Dataset excerpts >>
· · · · · · ·
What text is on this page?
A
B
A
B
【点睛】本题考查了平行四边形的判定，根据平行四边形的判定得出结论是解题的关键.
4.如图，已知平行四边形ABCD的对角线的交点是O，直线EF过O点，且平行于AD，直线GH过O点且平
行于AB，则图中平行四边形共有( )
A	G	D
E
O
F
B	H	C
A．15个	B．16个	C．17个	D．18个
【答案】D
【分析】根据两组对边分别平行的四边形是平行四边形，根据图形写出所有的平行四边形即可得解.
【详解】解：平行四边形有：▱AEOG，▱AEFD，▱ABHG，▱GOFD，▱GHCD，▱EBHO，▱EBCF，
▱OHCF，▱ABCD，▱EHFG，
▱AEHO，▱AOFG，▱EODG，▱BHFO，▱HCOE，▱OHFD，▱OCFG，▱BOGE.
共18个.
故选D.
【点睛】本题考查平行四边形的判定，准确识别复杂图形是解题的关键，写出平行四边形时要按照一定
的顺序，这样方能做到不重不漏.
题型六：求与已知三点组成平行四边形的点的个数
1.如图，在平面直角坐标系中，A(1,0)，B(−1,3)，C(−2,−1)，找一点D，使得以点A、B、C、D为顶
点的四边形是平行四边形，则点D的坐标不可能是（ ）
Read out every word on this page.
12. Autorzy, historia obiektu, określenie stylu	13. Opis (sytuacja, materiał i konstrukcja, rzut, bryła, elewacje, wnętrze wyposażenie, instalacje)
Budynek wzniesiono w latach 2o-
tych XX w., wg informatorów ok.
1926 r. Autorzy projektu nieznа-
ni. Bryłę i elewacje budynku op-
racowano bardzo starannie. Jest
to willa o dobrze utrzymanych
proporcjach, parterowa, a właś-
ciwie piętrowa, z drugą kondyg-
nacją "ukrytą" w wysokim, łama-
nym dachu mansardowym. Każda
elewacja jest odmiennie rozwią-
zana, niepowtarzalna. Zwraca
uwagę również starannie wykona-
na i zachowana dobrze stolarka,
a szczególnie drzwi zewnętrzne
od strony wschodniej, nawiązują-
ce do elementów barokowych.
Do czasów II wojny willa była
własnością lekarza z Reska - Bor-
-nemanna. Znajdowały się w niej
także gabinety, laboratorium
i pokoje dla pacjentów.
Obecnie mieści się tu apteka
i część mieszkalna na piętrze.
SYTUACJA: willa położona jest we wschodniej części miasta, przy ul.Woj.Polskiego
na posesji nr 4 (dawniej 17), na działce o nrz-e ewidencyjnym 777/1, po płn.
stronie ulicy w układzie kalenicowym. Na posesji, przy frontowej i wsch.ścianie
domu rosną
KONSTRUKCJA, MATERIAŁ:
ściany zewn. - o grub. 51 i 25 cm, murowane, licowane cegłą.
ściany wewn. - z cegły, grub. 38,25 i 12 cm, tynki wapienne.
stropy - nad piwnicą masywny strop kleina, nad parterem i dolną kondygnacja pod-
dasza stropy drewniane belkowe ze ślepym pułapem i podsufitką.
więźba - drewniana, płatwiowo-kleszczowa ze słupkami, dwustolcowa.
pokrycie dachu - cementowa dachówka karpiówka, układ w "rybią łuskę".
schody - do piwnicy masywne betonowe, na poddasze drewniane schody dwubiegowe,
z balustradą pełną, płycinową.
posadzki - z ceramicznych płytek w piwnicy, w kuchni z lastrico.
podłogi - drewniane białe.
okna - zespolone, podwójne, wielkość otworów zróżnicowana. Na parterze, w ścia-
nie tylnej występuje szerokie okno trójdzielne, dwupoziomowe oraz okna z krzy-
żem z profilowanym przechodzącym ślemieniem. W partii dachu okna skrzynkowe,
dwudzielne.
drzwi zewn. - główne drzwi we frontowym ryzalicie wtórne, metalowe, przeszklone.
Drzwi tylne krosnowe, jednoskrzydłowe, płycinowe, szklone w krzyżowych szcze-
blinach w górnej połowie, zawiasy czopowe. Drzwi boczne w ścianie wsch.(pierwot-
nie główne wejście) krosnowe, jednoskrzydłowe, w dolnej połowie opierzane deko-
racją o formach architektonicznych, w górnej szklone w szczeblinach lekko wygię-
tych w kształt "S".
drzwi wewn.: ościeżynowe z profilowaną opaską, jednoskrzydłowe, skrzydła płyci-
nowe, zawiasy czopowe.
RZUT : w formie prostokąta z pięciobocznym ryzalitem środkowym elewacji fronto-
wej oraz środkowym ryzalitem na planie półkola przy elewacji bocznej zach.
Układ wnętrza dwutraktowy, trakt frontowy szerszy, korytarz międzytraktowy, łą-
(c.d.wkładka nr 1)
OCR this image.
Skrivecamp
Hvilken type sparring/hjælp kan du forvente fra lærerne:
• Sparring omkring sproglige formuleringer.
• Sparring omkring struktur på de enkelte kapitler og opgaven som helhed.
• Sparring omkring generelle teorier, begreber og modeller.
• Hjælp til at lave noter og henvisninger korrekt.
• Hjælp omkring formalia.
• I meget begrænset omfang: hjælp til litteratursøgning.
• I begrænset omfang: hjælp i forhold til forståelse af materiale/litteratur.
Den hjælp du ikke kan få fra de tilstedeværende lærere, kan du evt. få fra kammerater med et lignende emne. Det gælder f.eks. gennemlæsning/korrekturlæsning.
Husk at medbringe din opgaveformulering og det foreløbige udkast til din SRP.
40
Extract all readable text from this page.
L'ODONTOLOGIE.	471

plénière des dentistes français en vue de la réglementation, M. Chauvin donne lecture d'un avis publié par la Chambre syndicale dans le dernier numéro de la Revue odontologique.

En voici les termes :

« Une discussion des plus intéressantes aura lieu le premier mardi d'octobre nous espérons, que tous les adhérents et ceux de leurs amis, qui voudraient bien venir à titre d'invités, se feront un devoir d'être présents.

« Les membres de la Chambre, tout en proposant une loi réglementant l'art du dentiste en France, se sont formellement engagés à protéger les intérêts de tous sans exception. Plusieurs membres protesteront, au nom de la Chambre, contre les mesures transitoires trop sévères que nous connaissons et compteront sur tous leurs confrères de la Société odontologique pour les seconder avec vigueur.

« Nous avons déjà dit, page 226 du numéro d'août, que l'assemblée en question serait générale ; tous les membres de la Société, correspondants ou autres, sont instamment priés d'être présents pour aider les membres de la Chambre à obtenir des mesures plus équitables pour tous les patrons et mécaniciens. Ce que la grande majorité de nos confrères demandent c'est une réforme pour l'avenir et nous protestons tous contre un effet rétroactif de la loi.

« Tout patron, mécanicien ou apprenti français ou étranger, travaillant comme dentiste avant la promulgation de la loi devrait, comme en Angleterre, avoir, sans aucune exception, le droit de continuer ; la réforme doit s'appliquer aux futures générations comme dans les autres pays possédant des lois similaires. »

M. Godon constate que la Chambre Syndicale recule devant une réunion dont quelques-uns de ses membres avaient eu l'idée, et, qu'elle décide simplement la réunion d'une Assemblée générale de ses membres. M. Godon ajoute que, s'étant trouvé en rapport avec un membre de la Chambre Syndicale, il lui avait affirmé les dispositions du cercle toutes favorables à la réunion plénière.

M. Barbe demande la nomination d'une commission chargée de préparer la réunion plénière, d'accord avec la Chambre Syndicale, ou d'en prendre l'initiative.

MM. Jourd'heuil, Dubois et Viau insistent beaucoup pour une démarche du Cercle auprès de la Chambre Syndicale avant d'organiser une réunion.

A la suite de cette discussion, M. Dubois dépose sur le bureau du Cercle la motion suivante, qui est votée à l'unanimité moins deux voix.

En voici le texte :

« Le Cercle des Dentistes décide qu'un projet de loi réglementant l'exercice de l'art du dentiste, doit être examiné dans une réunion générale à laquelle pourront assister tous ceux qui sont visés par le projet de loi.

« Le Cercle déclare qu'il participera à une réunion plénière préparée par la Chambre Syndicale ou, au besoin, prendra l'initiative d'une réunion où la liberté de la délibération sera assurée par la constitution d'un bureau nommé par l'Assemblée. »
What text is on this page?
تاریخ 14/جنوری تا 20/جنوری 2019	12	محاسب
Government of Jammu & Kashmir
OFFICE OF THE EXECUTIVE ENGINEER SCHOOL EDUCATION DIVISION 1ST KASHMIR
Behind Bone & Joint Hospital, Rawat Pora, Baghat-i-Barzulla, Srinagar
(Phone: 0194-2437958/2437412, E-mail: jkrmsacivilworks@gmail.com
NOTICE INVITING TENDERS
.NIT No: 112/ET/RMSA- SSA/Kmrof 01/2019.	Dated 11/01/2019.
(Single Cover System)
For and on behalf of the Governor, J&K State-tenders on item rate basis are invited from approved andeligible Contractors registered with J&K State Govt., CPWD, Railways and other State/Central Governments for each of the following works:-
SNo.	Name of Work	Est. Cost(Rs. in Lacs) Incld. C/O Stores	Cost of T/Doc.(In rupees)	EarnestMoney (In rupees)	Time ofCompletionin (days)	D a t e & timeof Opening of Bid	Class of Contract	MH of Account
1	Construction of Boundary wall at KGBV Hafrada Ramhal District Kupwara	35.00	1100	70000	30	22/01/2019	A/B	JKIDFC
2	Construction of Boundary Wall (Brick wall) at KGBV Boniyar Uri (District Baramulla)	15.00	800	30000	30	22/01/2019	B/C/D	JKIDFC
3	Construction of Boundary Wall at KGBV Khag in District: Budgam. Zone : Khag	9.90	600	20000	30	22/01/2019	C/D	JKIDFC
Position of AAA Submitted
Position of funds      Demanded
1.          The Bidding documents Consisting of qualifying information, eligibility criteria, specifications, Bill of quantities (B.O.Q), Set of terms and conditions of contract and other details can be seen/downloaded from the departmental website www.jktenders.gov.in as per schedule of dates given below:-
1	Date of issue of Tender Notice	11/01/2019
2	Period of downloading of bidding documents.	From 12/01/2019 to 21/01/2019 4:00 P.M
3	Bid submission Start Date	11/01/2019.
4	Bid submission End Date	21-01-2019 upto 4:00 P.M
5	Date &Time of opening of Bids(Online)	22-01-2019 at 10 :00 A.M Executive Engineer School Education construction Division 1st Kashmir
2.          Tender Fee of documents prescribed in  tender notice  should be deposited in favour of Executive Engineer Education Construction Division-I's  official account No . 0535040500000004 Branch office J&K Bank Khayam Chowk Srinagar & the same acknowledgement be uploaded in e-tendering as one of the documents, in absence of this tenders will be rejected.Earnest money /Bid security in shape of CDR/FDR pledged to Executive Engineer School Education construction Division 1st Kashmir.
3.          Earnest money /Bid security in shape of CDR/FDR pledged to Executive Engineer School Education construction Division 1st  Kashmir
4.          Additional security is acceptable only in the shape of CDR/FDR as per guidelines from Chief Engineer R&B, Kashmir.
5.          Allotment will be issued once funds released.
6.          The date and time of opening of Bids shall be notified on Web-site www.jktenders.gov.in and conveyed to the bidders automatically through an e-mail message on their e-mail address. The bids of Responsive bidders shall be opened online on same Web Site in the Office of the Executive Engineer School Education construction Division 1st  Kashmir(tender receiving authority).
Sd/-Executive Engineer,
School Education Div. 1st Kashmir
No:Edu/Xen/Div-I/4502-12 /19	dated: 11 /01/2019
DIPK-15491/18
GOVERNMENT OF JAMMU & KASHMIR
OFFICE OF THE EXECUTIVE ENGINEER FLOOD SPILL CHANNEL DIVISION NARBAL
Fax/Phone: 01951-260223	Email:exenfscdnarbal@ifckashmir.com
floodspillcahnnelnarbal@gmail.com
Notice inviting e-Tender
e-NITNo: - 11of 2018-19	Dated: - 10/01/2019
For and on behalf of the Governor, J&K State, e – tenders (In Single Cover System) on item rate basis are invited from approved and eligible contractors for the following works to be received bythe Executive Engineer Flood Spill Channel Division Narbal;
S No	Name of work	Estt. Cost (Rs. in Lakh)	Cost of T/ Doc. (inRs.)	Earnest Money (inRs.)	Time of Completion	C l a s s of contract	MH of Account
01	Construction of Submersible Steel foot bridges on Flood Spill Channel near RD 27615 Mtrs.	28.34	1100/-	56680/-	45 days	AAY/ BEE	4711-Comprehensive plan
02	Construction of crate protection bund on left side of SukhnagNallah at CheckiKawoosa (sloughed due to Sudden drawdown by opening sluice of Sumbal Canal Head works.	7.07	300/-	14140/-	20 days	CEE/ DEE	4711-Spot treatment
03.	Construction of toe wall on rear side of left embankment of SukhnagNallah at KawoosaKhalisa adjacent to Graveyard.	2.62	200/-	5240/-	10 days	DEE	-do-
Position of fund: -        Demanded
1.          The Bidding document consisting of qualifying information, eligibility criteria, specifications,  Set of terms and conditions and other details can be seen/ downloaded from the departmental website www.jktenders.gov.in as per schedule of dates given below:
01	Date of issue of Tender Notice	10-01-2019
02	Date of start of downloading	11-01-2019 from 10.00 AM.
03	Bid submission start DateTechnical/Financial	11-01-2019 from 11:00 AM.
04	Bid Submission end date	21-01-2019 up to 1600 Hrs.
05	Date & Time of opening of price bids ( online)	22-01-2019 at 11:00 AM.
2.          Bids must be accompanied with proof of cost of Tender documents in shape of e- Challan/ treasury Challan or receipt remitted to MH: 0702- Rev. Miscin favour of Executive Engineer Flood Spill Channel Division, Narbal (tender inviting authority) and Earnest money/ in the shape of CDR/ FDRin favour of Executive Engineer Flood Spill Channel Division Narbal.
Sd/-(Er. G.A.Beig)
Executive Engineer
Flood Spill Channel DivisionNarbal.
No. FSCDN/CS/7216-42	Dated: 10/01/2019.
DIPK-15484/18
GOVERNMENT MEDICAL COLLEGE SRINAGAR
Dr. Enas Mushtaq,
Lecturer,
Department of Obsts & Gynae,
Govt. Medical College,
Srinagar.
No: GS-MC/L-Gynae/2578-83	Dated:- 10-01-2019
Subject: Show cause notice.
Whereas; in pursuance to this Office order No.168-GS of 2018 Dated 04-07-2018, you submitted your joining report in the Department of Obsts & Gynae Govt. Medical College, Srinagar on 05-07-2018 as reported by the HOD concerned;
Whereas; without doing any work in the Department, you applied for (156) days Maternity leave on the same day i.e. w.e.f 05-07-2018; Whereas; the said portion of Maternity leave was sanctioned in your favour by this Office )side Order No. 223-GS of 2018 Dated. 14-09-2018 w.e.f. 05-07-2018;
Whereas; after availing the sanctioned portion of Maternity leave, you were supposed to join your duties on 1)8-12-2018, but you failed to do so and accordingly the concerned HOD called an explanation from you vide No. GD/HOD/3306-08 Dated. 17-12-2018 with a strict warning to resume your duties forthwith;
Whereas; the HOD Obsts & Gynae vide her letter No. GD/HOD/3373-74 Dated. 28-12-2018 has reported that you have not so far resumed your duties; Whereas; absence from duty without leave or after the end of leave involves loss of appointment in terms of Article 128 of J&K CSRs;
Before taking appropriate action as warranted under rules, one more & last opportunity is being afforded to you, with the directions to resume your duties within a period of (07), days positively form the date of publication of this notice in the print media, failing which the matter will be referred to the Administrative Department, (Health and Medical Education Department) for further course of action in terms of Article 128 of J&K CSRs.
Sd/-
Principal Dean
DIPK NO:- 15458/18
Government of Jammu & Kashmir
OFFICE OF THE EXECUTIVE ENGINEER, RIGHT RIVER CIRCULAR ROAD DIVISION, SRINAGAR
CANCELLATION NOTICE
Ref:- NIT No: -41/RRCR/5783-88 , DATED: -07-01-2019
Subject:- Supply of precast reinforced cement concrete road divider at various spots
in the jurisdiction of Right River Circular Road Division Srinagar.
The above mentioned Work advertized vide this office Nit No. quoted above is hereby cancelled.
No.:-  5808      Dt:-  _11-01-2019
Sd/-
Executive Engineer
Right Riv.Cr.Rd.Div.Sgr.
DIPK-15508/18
· · · · · · ·
Do this >> Only the number is wanted: how many lines contain the string "zawiasy"?

Reply >> 2